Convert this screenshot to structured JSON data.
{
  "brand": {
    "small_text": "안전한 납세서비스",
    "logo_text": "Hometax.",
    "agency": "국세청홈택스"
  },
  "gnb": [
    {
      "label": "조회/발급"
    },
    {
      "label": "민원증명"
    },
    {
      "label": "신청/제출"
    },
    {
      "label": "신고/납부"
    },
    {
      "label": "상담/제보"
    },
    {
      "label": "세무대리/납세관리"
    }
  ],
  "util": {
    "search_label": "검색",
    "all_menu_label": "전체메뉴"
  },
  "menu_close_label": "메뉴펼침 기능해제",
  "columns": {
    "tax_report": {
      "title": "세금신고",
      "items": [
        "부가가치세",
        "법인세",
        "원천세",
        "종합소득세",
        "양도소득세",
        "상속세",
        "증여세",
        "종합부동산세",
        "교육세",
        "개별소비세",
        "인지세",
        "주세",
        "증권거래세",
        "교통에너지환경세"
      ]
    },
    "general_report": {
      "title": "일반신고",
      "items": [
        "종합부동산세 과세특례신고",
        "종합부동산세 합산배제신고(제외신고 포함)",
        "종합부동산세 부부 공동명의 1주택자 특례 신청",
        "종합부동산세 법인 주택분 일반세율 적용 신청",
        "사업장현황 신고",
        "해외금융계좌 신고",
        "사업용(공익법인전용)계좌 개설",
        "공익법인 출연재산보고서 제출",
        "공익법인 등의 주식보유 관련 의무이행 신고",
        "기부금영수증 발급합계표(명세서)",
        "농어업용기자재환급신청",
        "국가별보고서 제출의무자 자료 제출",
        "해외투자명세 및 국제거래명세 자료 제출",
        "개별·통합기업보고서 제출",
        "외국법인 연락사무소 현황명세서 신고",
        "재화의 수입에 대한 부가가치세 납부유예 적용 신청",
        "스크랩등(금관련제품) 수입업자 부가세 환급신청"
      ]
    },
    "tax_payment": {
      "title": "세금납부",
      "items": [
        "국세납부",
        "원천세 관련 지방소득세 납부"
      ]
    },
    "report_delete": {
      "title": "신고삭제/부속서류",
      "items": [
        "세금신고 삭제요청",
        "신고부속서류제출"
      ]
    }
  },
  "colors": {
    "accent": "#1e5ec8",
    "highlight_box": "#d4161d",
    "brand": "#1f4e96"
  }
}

+++++

## AIM
Return every entry verbatim.

## PROBLEM SOLUTION
Convert this screenshot to structured JSON data.
{
  "brand": {
    "small_text": "안전한 납세서비스",
    "logo_text": "Hometax.",
    "agency": "국세청홈택스"
  },
  "gnb": [
    {
      "label": "조회/발급"
    },
    {
      "label": "민원증명"
    },
    {
      "label": "신청/제출"
    },
    {
      "label": "신고/납부"
    },
    {
      "label": "상담/제보"
    },
    {
      "label": "세무대리/납세관리"
    }
  ],
  "util": {
    "search_label": "검색",
    "all_menu_label": "전체메뉴"
  },
  "menu_close_label": "메뉴펼침 기능해제",
  "columns": {
    "tax_report": {
      "title": "세금신고",
      "items": [
        "부가가치세",
        "법인세",
        "원천세",
        "종합소득세",
        "양도소득세",
        "상속세",
        "증여세",
        "종합부동산세",
        "교육세",
        "개별소비세",
        "인지세",
        "주세",
        "증권거래세",
        "교통에너지환경세"
      ]
    },
    "general_report": {
      "title": "일반신고",
      "items": [
        "종합부동산세 과세특례신고",
        "종합부동산세 합산배제신고(제외신고 포함)",
        "종합부동산세 부부 공동명의 1주택자 특례 신청",
        "종합부동산세 법인 주택분 일반세율 적용 신청",
        "사업장현황 신고",
        "해외금융계좌 신고",
        "사업용(공익법인전용)계좌 개설",
        "공익법인 출연재산보고서 제출",
        "공익법인 등의 주식보유 관련 의무이행 신고",
        "기부금영수증 발급합계표(명세서)",
        "농어업용기자재환급신청",
        "국가별보고서 제출의무자 자료 제출",
        "해외투자명세 및 국제거래명세 자료 제출",
        "개별·통합기업보고서 제출",
        "외국법인 연락사무소 현황명세서 신고",
        "재화의 수입에 대한 부가가치세 납부유예 적용 신청",
        "스크랩등(금관련제품) 수입업자 부가세 환급신청"
      ]
    },
    "tax_payment": {
      "title": "세금납부",
      "items": [
        "국세납부",
        "원천세 관련 지방소득세 납부"
      ]
    },
    "report_delete": {
      "title": "신고삭제/부속서류",
      "items": [
        "세금신고 삭제요청",
        "신고부속서류제출"
      ]
    }
  },
  "colors": {
    "accent": "#1e5ec8",
    "highlight_box": "#d4161d",
    "brand": "#1f4e96"
  }
}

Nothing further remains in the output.